What to do:
Below are the entries; state how many of their lines contain the string "ทำให", and nothing more.

Data for processing:
____
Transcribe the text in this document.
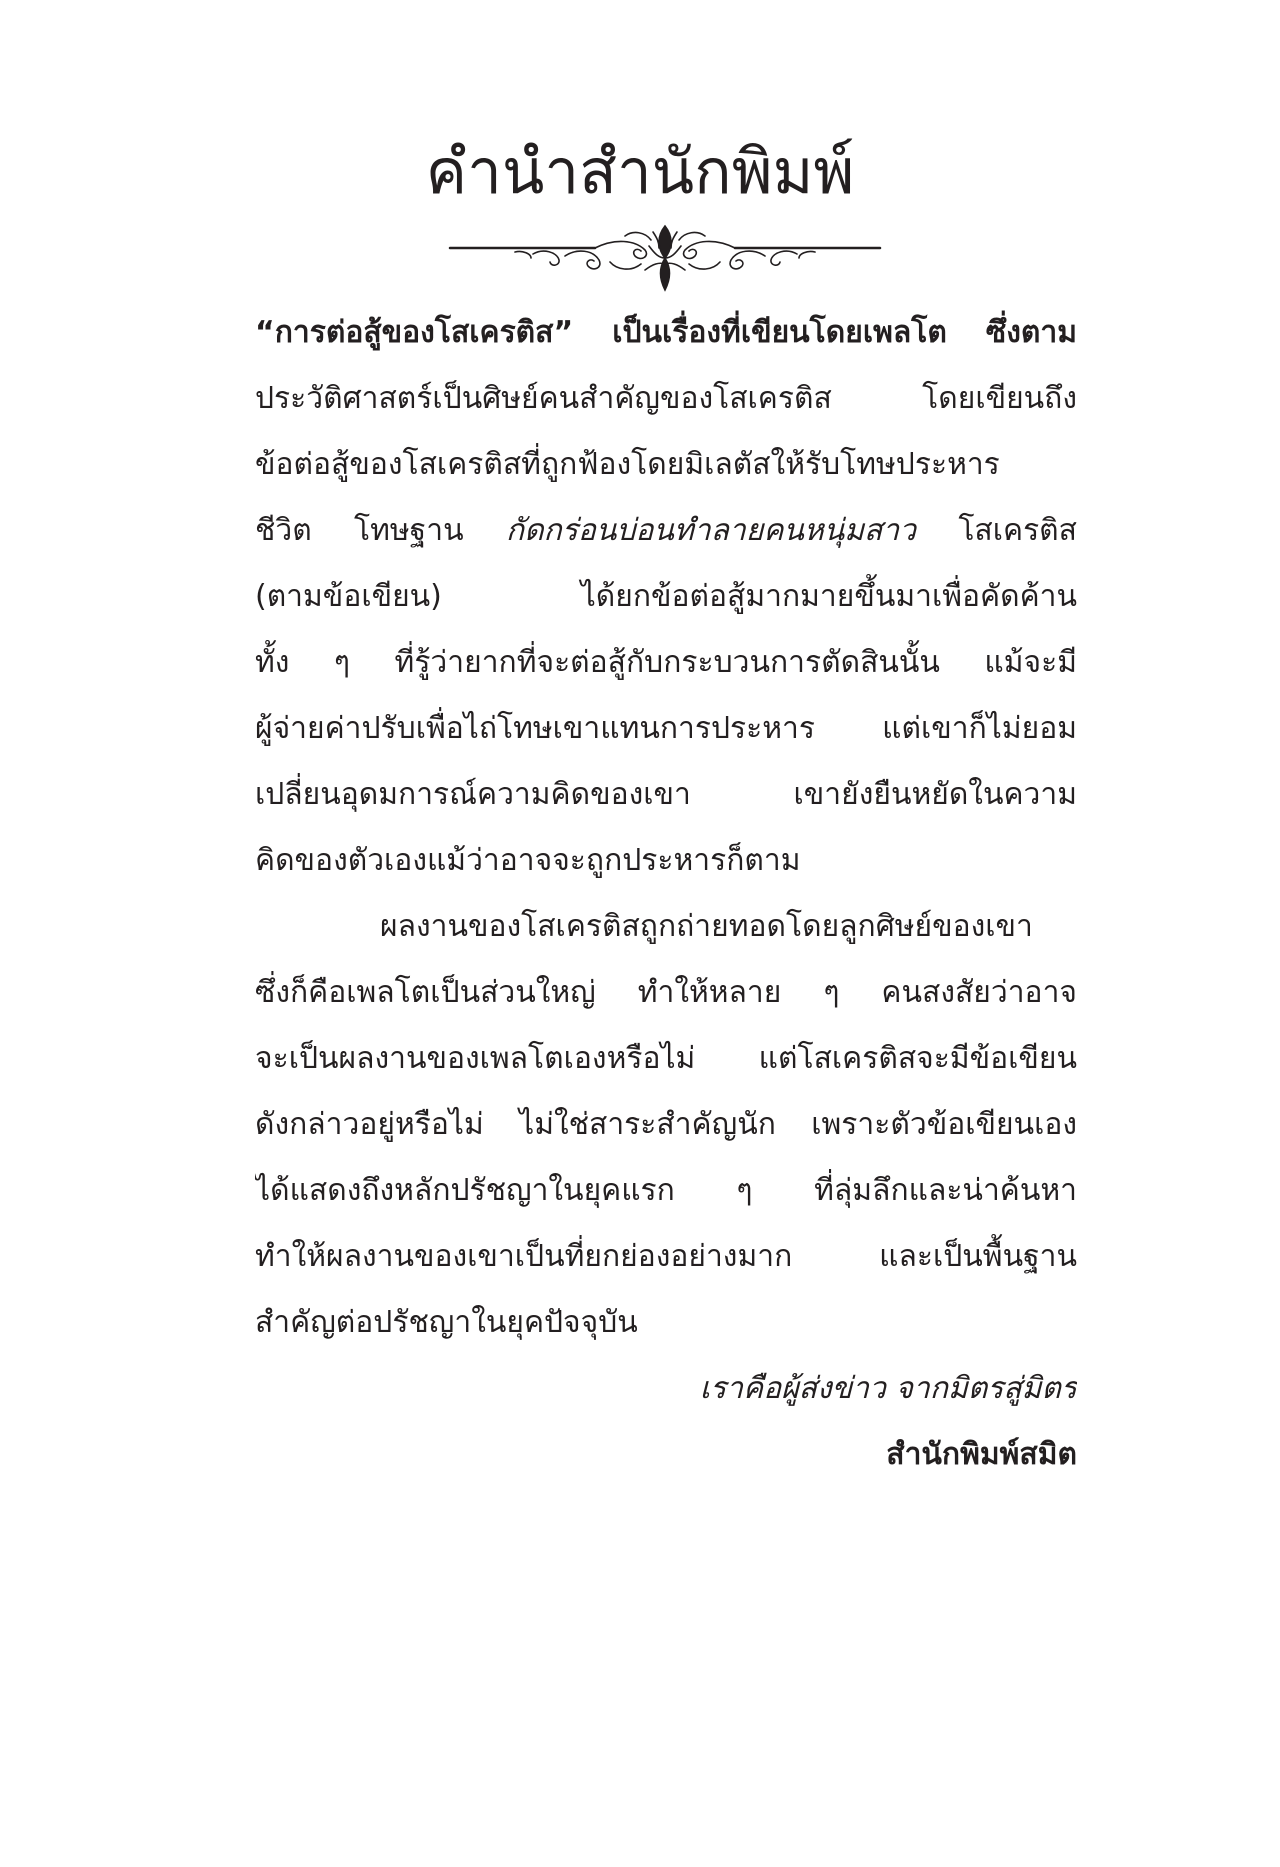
คำนำสำนักพิมพ์
“การต่อสู้ของโสเครติส” เป็นเรื่องที่เขียนโดยเพลโต ซึ่งตาม
ประวัติศาสตร์เป็นศิษย์คนสำคัญของโสเครติส โดยเขียนถึง
ข้อต่อสู้ของโสเครติสที่ถูกฟ้องโดยมิเลตัสให้รับโทษประหาร
ชีวิต โทษฐาน กัดกร่อนบ่อนทำลายคนหนุ่มสาว โสเครติส
(ตามข้อเขียน) ได้ยกข้อต่อสู้มากมายขึ้นมาเพื่อคัดค้าน
ทั้ง ๆ ที่รู้ว่ายากที่จะต่อสู้กับกระบวนการตัดสินนั้น แม้จะมี
ผู้จ่ายค่าปรับเพื่อไถ่โทษเขาแทนการประหาร แต่เขาก็ไม่ยอม
เปลี่ยนอุดมการณ์ความคิดของเขา เขายังยืนหยัดในความ
คิดของตัวเองแม้ว่าอาจจะถูกประหารก็ตาม
ผลงานของโสเครติสถูกถ่ายทอดโดยลูกศิษย์ของเขา
ซึ่งก็คือเพลโตเป็นส่วนใหญ่ ทำให้หลาย ๆ คนสงสัยว่าอาจ
จะเป็นผลงานของเพลโตเองหรือไม่ แต่โสเครติสจะมีข้อเขียน
ดังกล่าวอยู่หรือไม่ ไม่ใช่สาระสำคัญนัก เพราะตัวข้อเขียนเอง
ได้แสดงถึงหลักปรัชญาในยุคแรก ๆ ที่ลุ่มลึกและน่าค้นหา
ทำให้ผลงานของเขาเป็นที่ยกย่องอย่างมาก และเป็นพื้นฐาน
สำคัญต่อปรัชญาในยุคปัจจุบัน
เราคือผู้ส่งข่าว จากมิตรสู่มิตร
สำนักพิมพ์สมิต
____
Written solution:
2